+++ Extracted information
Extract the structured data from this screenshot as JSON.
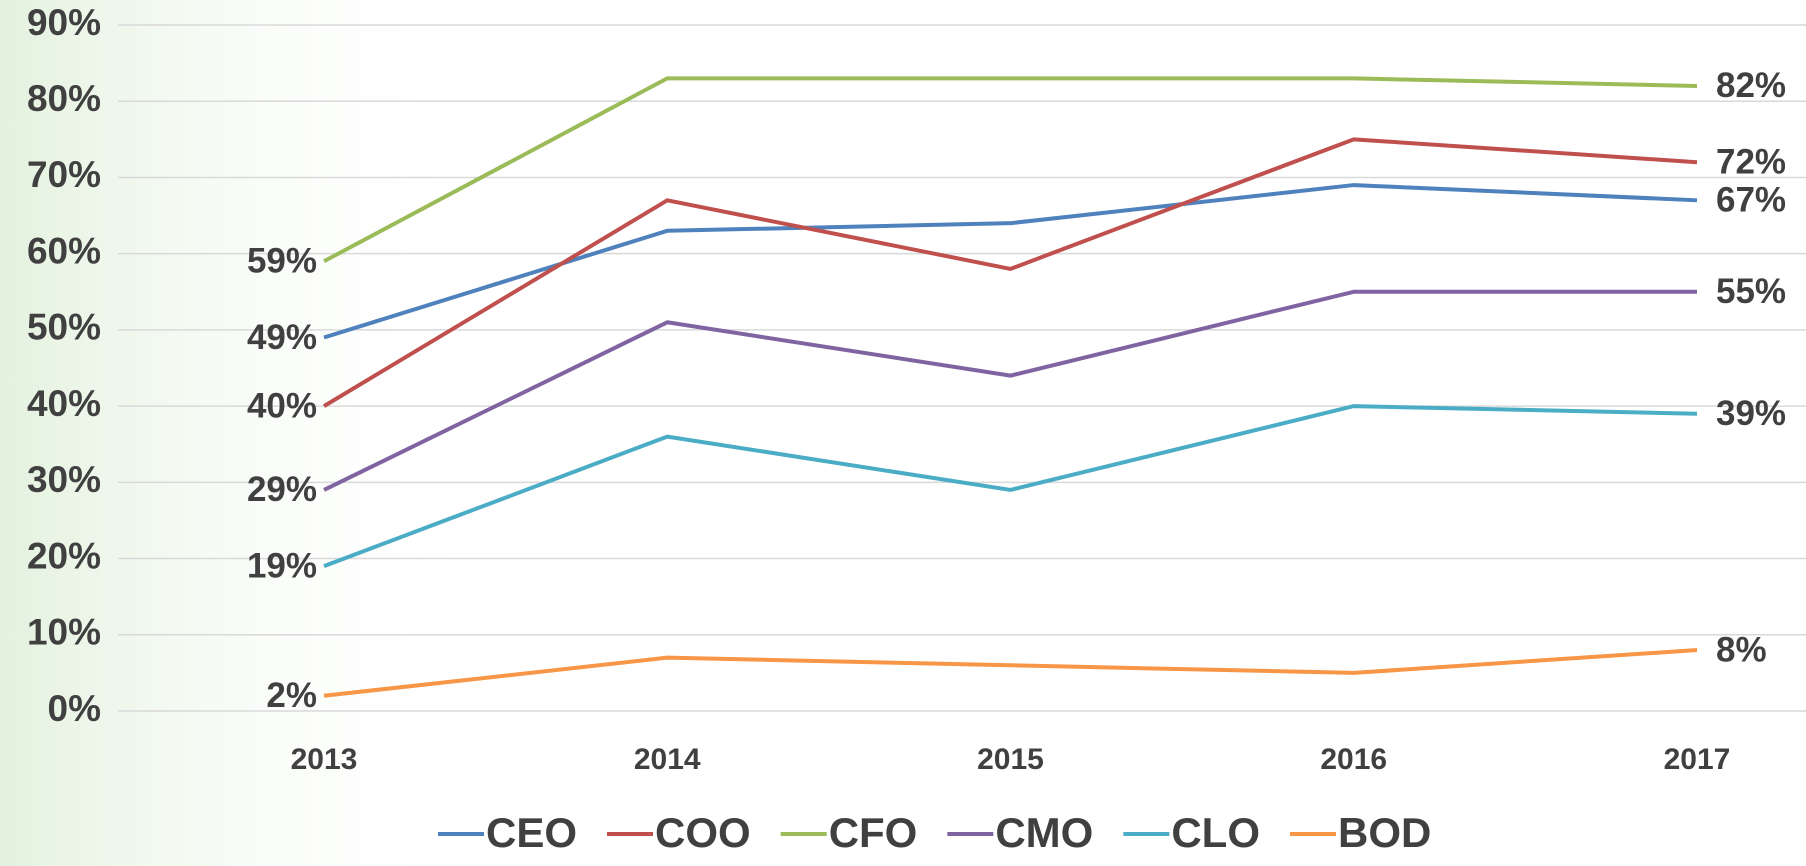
{
  "chart_data": {
    "type": "line",
    "categories": [
      "2013",
      "2014",
      "2015",
      "2016",
      "2017"
    ],
    "series": [
      {
        "name": "CEO",
        "color": "#4f81bd",
        "values": [
          49,
          63,
          64,
          69,
          67
        ],
        "value_labels": [
          "49%",
          null,
          null,
          null,
          "67%"
        ]
      },
      {
        "name": "COO",
        "color": "#c0504d",
        "values": [
          40,
          67,
          58,
          75,
          72
        ],
        "value_labels": [
          "40%",
          null,
          null,
          null,
          "72%"
        ]
      },
      {
        "name": "CFO",
        "color": "#9bbb59",
        "values": [
          59,
          83,
          83,
          83,
          82
        ],
        "value_labels": [
          "59%",
          null,
          null,
          null,
          "82%"
        ]
      },
      {
        "name": "CMO",
        "color": "#8064a2",
        "values": [
          29,
          51,
          44,
          55,
          55
        ],
        "value_labels": [
          "29%",
          null,
          null,
          null,
          "55%"
        ]
      },
      {
        "name": "CLO",
        "color": "#4bacc6",
        "values": [
          19,
          36,
          29,
          40,
          39
        ],
        "value_labels": [
          "19%",
          null,
          null,
          null,
          "39%"
        ]
      },
      {
        "name": "BOD",
        "color": "#f79646",
        "values": [
          2,
          7,
          6,
          5,
          8
        ],
        "value_labels": [
          "2%",
          null,
          null,
          null,
          "8%"
        ]
      }
    ],
    "ylim": [
      0,
      90
    ],
    "yticks": [
      {
        "value": 0,
        "label": "0%"
      },
      {
        "value": 10,
        "label": "10%"
      },
      {
        "value": 20,
        "label": "20%"
      },
      {
        "value": 30,
        "label": "30%"
      },
      {
        "value": 40,
        "label": "40%"
      },
      {
        "value": 50,
        "label": "50%"
      },
      {
        "value": 60,
        "label": "60%"
      },
      {
        "value": 70,
        "label": "70%"
      },
      {
        "value": 80,
        "label": "80%"
      },
      {
        "value": 90,
        "label": "90%"
      }
    ],
    "grid": true,
    "legend": "bottom"
  }
}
++++++
**Written request**
Track down the lines that include the word "color" and copy them.

**Response to the task**
        "color": "#4f81bd",
        "color": "#c0504d",
        "color": "#9bbb59",
        "color": "#8064a2",
        "color": "#4bacc6",
        "color": "#f79646",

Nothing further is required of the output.